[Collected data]
[BEGIN]
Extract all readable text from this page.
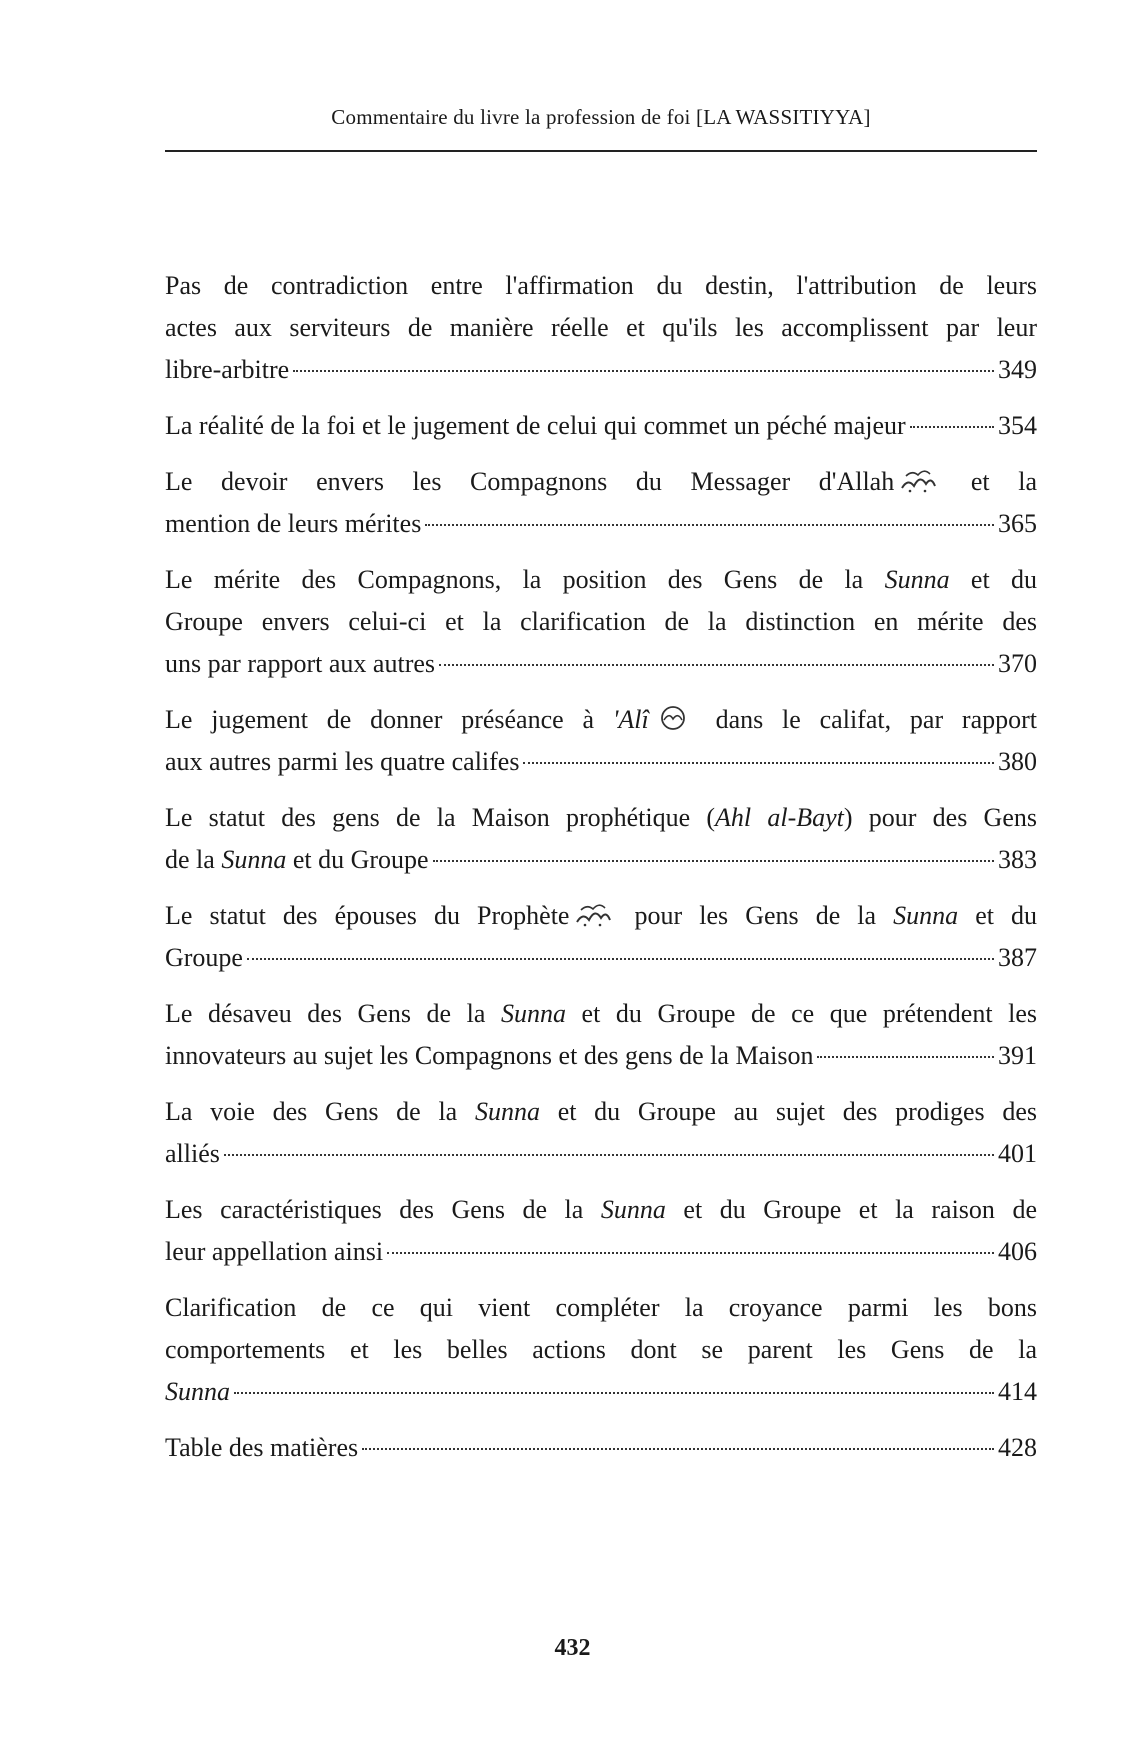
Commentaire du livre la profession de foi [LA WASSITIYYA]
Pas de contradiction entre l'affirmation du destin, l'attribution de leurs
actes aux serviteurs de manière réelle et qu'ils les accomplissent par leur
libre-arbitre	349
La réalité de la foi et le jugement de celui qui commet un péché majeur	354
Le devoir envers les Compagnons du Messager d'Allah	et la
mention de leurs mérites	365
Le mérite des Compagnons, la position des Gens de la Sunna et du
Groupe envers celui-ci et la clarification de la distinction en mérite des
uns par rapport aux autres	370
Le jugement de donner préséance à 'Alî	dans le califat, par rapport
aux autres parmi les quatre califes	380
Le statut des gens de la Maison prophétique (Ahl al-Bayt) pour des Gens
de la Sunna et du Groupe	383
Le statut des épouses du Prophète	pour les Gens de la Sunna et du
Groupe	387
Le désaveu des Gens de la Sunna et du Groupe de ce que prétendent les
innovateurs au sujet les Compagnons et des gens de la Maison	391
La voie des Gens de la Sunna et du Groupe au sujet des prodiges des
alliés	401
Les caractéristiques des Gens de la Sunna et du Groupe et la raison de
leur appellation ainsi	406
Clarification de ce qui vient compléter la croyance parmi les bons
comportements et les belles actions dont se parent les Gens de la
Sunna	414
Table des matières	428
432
[END]
▶ WHAT TO WORK ON:
Copy, from the material above, each line in which the string "Sunna" occurs.

▶ TASK OUTPUT:
Le mérite des Compagnons, la position des Gens de la Sunna et du
de la Sunna et du Groupe	383
Le statut des épouses du Prophète	pour les Gens de la Sunna et du
Le désaveu des Gens de la Sunna et du Groupe de ce que prétendent les
La voie des Gens de la Sunna et du Groupe au sujet des prodiges des
Les caractéristiques des Gens de la Sunna et du Groupe et la raison de
Sunna	414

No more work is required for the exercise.